- **Exercise brief**
Check each line of the entries below for the string "also"; copy every line where it appears.

Saved entries:
━━━━━━━━━━━━━━━━━━━━━━━━━━━━━━

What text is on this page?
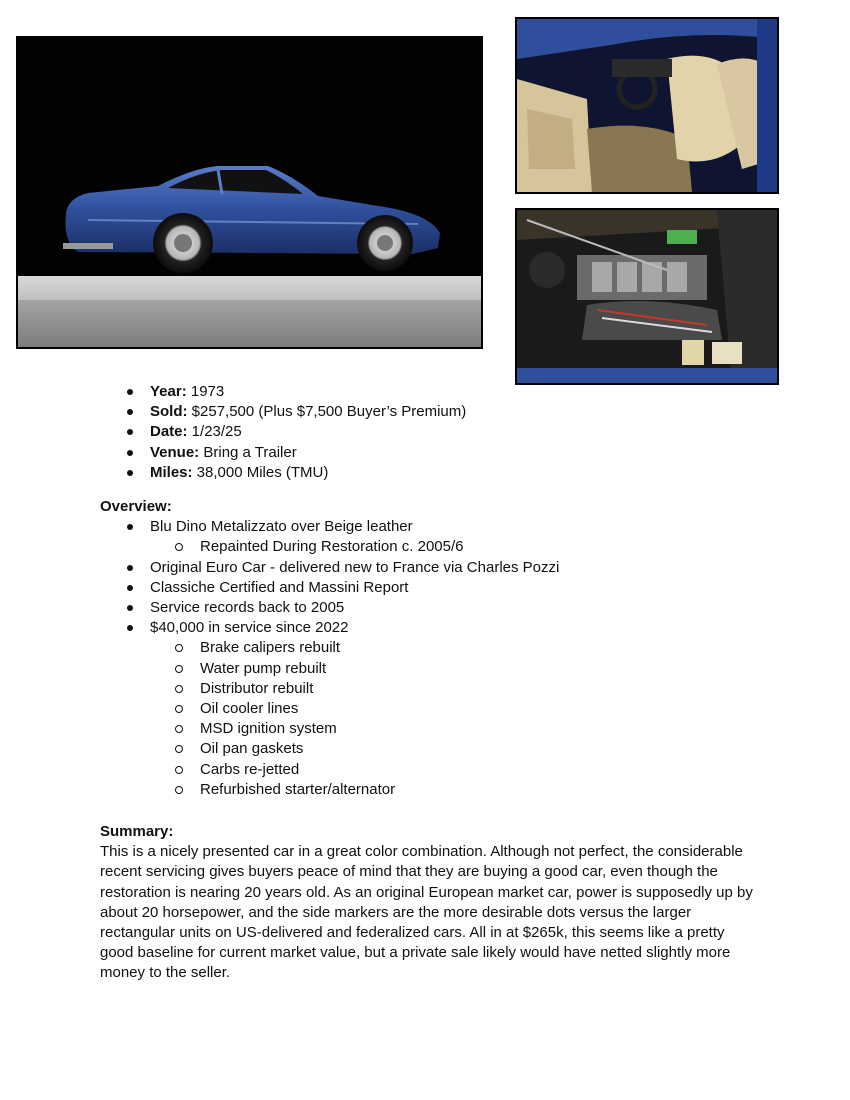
Year: 1973
Sold: $257,500 (Plus $7,500 Buyer’s Premium)
Date: 1/23/25
Venue: Bring a Trailer
Miles: 38,000 Miles (TMU)

Overview:

Blu Dino Metalizzato over Beige leather
Repainted During Restoration c. 2005/6
Original Euro Car - delivered new to France via Charles Pozzi
Classiche Certified and Massini Report
Service records back to 2005
$40,000 in service since 2022
Brake calipers rebuilt
Water pump rebuilt
Distributor rebuilt
Oil cooler lines
MSD ignition system
Oil pan gaskets
Carbs re-jetted
Refurbished starter/alternator

Summary:

This is a nicely presented car in a great color combination. Although not perfect, the considerable recent servicing gives buyers peace of mind that they are buying a good car, even though the restoration is nearing 20 years old. As an original European market car, power is supposedly up by about 20 horsepower, and the side markers are the more desirable dots versus the larger rectangular units on US-delivered and federalized cars. All in at $265k, this seems like a pretty good baseline for current market value, but a private sale likely would have netted slightly more money to the seller.
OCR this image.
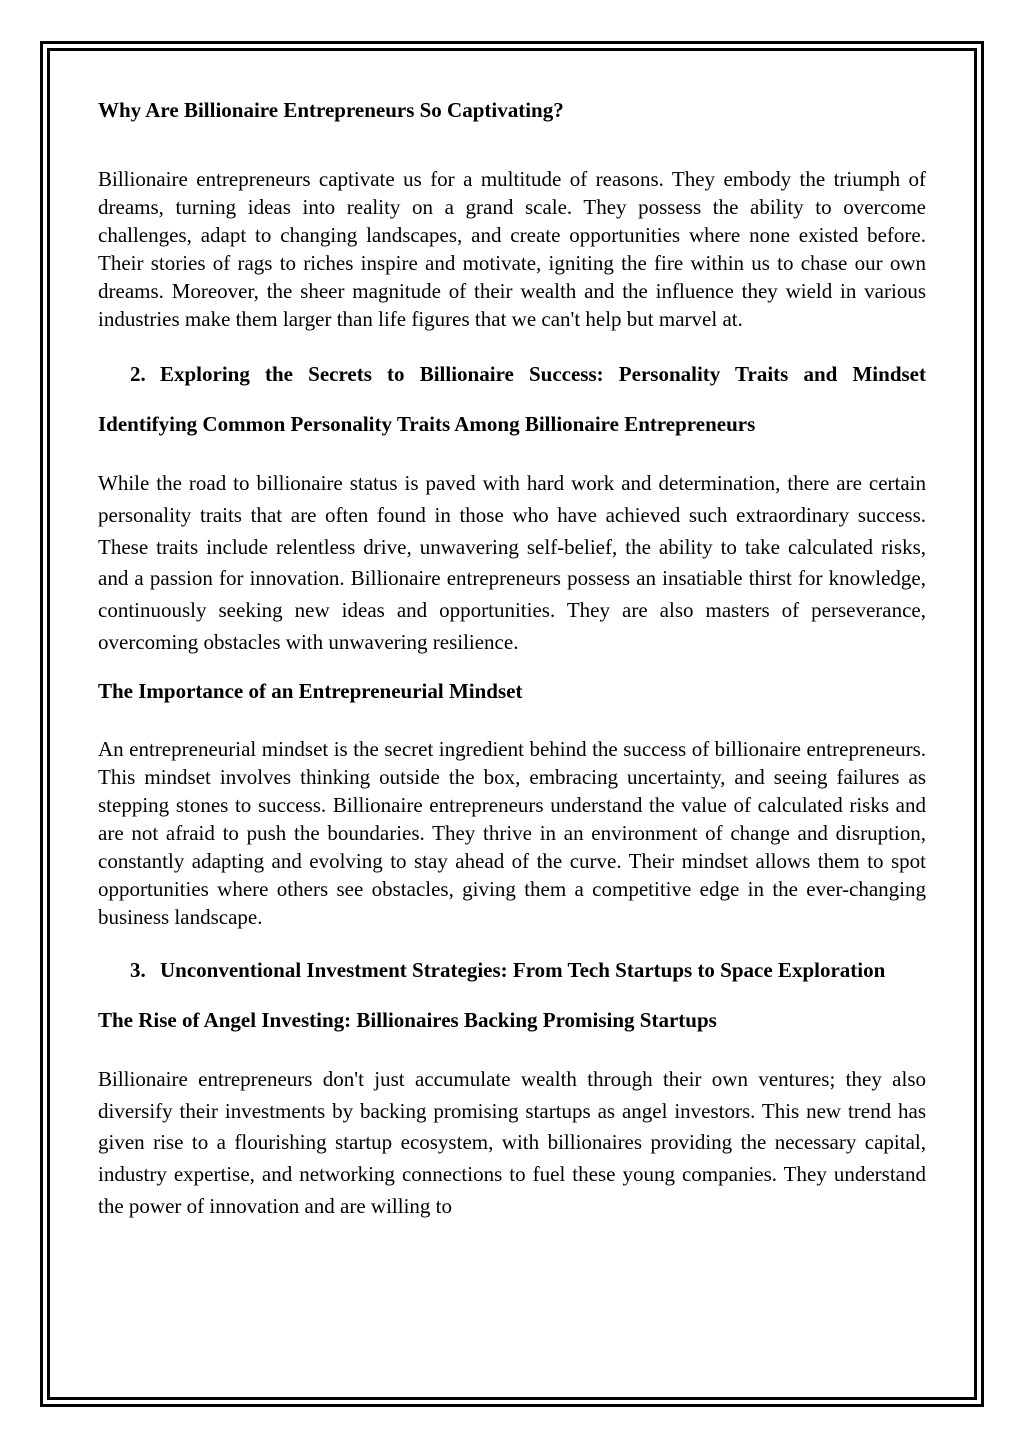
Why Are Billionaire Entrepreneurs So Captivating?

Billionaire entrepreneurs captivate us for a multitude of reasons. They embody the triumph of dreams, turning ideas into reality on a grand scale. They possess the ability to overcome challenges, adapt to changing landscapes, and create opportunities where none existed before. Their stories of rags to riches inspire and motivate, igniting the fire within us to chase our own dreams. Moreover, the sheer magnitude of their wealth and the influence they wield in various industries make them larger than life figures that we can't help but marvel at.

2. Exploring the Secrets to Billionaire Success: Personality Traits and Mindset
Identifying Common Personality Traits Among Billionaire Entrepreneurs

While the road to billionaire status is paved with hard work and determination, there are certain personality traits that are often found in those who have achieved such extraordinary success. These traits include relentless drive, unwavering self-belief, the ability to take calculated risks, and a passion for innovation. Billionaire entrepreneurs possess an insatiable thirst for knowledge, continuously seeking new ideas and opportunities. They are also masters of perseverance, overcoming obstacles with unwavering resilience.

The Importance of an Entrepreneurial Mindset

An entrepreneurial mindset is the secret ingredient behind the success of billionaire entrepreneurs. This mindset involves thinking outside the box, embracing uncertainty, and seeing failures as stepping stones to success. Billionaire entrepreneurs understand the value of calculated risks and are not afraid to push the boundaries. They thrive in an environment of change and disruption, constantly adapting and evolving to stay ahead of the curve. Their mindset allows them to spot opportunities where others see obstacles, giving them a competitive edge in the ever-changing business landscape.

3. Unconventional Investment Strategies: From Tech Startups to Space Exploration
The Rise of Angel Investing: Billionaires Backing Promising Startups

Billionaire entrepreneurs don't just accumulate wealth through their own ventures; they also diversify their investments by backing promising startups as angel investors. This new trend has given rise to a flourishing startup ecosystem, with billionaires providing the necessary capital, industry expertise, and networking connections to fuel these young companies. They understand the power of innovation and are willing to
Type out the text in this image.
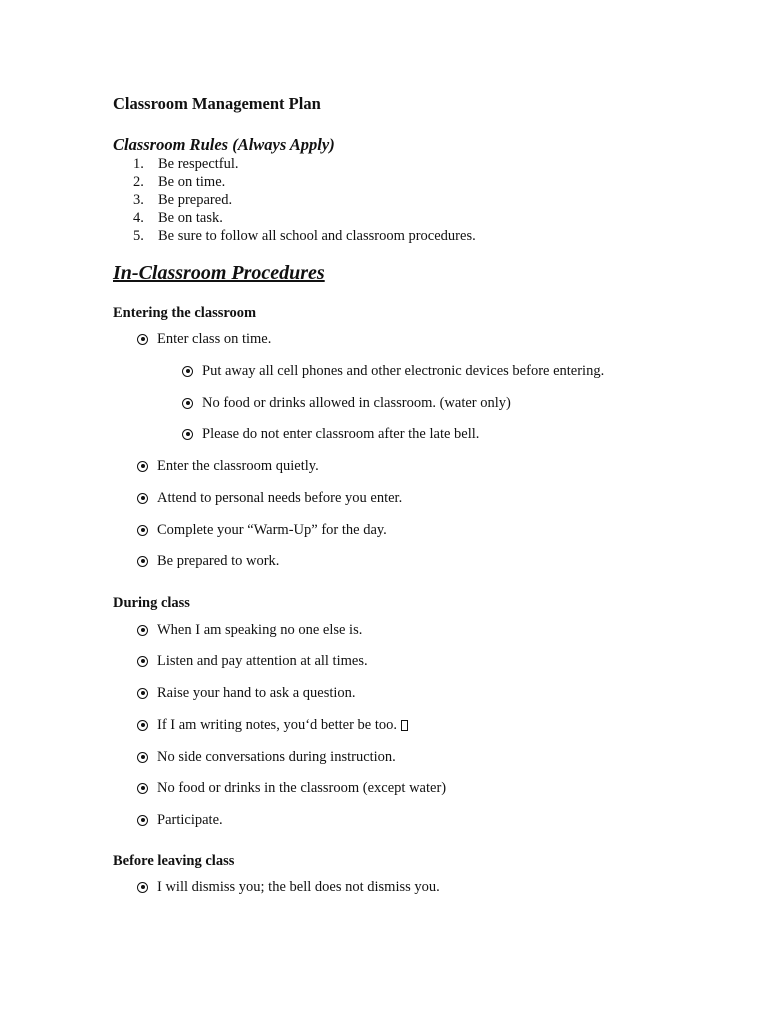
Classroom Management Plan
Classroom Rules (Always Apply)
1. Be respectful.
2. Be on time.
3. Be prepared.
4. Be on task.
5. Be sure to follow all school and classroom procedures.
In-Classroom Procedures
Entering the classroom
Enter class on time.
Put away all cell phones and other electronic devices before entering.
No food or drinks allowed in classroom. (water only)
Please do not enter classroom after the late bell.
Enter the classroom quietly.
Attend to personal needs before you enter.
Complete your “Warm-Up” for the day.
Be prepared to work.
During class
When I am speaking no one else is.
Listen and pay attention at all times.
Raise your hand to ask a question.
If I am writing notes, you‘d better be too.
No side conversations during instruction.
No food or drinks in the classroom (except water)
Participate.
Before leaving class
I will dismiss you; the bell does not dismiss you.
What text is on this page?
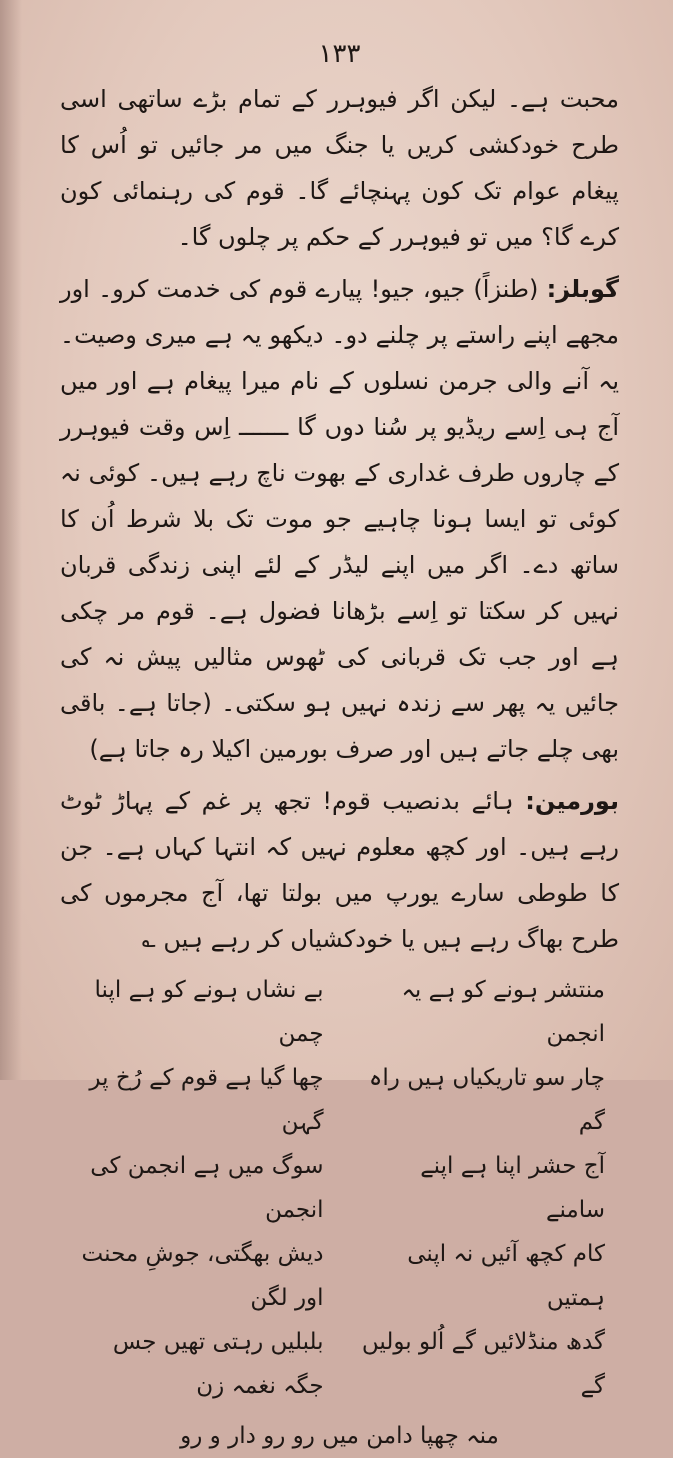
۱۳۳

محبت ہے۔ لیکن اگر فیوہرر کے تمام بڑے ساتھی اسی طرح خودکشی کریں یا جنگ میں مر جائیں تو اُس کا پیغام عوام تک کون پہنچائے گا۔ قوم کی رہنمائی کون کرے گا؟ میں تو فیوہرر کے حکم پر چلوں گا۔

گوبلز: (طنزاً) جیو، جیو! پیارے قوم کی خدمت کرو۔ اور مجھے اپنے راستے پر چلنے دو۔ دیکھو یہ ہے میری وصیت۔ یہ آنے والی جرمن نسلوں کے نام میرا پیغام ہے اور میں آج ہی اِسے ریڈیو پر سُنا دوں گا ـــــــ اِس وقت فیوہرر کے چاروں طرف غداری کے بھوت ناچ رہے ہیں۔ کوئی نہ کوئی تو ایسا ہونا چاہیے جو موت تک بلا شرط اُن کا ساتھ دے۔ اگر میں اپنے لیڈر کے لئے اپنی زندگی قربان نہیں کر سکتا تو اِسے بڑھانا فضول ہے۔ قوم مر چکی ہے اور جب تک قربانی کی ٹھوس مثالیں پیش نہ کی جائیں یہ پھر سے زندہ نہیں ہو سکتی۔ (جاتا ہے۔ باقی بھی چلے جاتے ہیں اور صرف بورمین اکیلا رہ جاتا ہے)

بورمین: ہائے بدنصیب قوم! تجھ پر غم کے پہاڑ ٹوٹ رہے ہیں۔ اور کچھ معلوم نہیں کہ انتہا کہاں ہے۔ جن کا طوطی سارے یورپ میں بولتا تھا، آج مجرموں کی طرح بھاگ رہے ہیں یا خودکشیاں کر رہے ہیں ؎

منتشر ہونے کو ہے یہ انجمن
بے نشاں ہونے کو ہے اپنا چمن
چار سو تاریکیاں ہیں راہ گم
چھا گیا ہے قوم کے رُخ پر گہن
آج حشر اپنا ہے اپنے سامنے
سوگ میں ہے انجمن کی انجمن
کام کچھ آئیں نہ اپنی ہمتیں
دیش بھگتی، جوشِ محنت اور لگن
گدھ منڈلائیں گے اُلو بولیں گے
بلبلیں رہتی تھیں جس جگہ نغمہ زن
منہ چھپا دامن میں رو رو دار و رو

━━━━━━━━━━━━━━━━━━━━━━━━━━━━━━

- **Task output**
While the road to billionaire status is paved with hard work and determination, there are certain personality traits that are often found in those who have achieved such extraordinary success. These traits include relentless drive, unwavering self-belief, the ability to take calculated risks, and a passion for innovation. Billionaire entrepreneurs possess an insatiable thirst for knowledge, continuously seeking new ideas and opportunities. They are also masters of perseverance, overcoming obstacles with unwavering resilience.
Billionaire entrepreneurs don't just accumulate wealth through their own ventures; they also diversify their investments by backing promising startups as angel investors. This new trend has given rise to a flourishing startup ecosystem, with billionaires providing the necessary capital, industry expertise, and networking connections to fuel these young companies. They understand the power of innovation and are willing to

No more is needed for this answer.